SUPPLIED RECORDS:

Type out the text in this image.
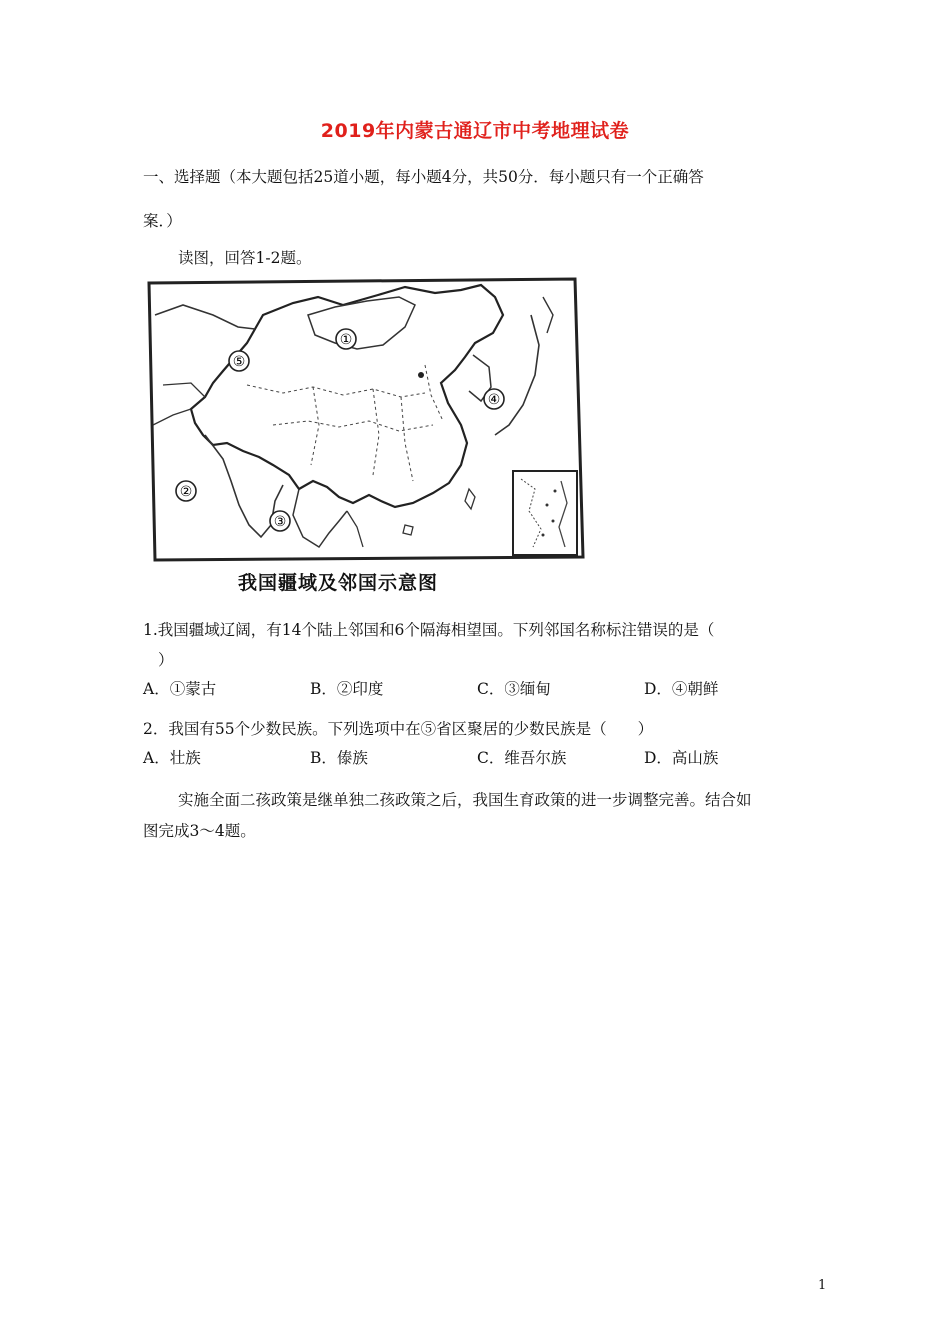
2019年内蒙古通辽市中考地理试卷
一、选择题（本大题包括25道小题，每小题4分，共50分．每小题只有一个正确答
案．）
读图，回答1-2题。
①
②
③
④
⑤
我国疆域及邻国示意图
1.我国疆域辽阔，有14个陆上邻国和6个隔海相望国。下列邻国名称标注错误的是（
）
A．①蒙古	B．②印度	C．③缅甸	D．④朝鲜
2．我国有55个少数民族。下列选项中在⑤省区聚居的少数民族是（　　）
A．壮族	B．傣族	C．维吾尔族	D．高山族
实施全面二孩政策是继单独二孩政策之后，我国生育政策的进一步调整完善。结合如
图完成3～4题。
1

INSTRUCTIONS FOR THE TASK:
Give every record back exactly as it reads, with no images.

FULL SOLUTION:
Type out the text in this image.
2019年内蒙古通辽市中考地理试卷
一、选择题（本大题包括25道小题，每小题4分，共50分．每小题只有一个正确答
案．）
读图，回答1-2题。
①
②
③
④
⑤
我国疆域及邻国示意图
1.我国疆域辽阔，有14个陆上邻国和6个隔海相望国。下列邻国名称标注错误的是（
）
A．①蒙古	B．②印度	C．③缅甸	D．④朝鲜
2．我国有55个少数民族。下列选项中在⑤省区聚居的少数民族是（　　）
A．壮族	B．傣族	C．维吾尔族	D．高山族
实施全面二孩政策是继单独二孩政策之后，我国生育政策的进一步调整完善。结合如
图完成3～4题。
1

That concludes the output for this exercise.